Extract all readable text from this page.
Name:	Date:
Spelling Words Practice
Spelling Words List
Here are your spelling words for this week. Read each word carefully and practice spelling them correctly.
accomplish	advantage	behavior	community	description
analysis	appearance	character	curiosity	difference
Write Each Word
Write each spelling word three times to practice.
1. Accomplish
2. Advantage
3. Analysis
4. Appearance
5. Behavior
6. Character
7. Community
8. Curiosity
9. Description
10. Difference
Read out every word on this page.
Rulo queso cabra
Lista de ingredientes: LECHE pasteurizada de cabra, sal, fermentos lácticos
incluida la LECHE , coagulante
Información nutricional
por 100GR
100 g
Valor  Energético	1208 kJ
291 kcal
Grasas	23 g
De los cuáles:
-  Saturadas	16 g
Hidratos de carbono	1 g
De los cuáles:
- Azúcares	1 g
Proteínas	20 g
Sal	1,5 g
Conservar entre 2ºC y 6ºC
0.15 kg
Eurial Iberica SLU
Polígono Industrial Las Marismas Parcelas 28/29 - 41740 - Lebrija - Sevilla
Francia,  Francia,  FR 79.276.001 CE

━━━━━━━━

WHAT TO PRODUCE
Return all of the entries exactly as they were supplied.

RESPONSE TO THIS EXERCISE
Extract all readable text from this page.
Name:	Date:
Spelling Words Practice
Spelling Words List
Here are your spelling words for this week. Read each word carefully and practice spelling them correctly.
accomplish	advantage	behavior	community	description
analysis	appearance	character	curiosity	difference
Write Each Word
Write each spelling word three times to practice.
1. Accomplish
2. Advantage
3. Analysis
4. Appearance
5. Behavior
6. Character
7. Community
8. Curiosity
9. Description
10. Difference
Read out every word on this page.
Rulo queso cabra
Lista de ingredientes: LECHE pasteurizada de cabra, sal, fermentos lácticos
incluida la LECHE , coagulante
Información nutricional
por 100GR
100 g
Valor  Energético	1208 kJ
291 kcal
Grasas	23 g
De los cuáles:
-  Saturadas	16 g
Hidratos de carbono	1 g
De los cuáles:
- Azúcares	1 g
Proteínas	20 g
Sal	1,5 g
Conservar entre 2ºC y 6ºC
0.15 kg
Eurial Iberica SLU
Polígono Industrial Las Marismas Parcelas 28/29 - 41740 - Lebrija - Sevilla
Francia,  Francia,  FR 79.276.001 CE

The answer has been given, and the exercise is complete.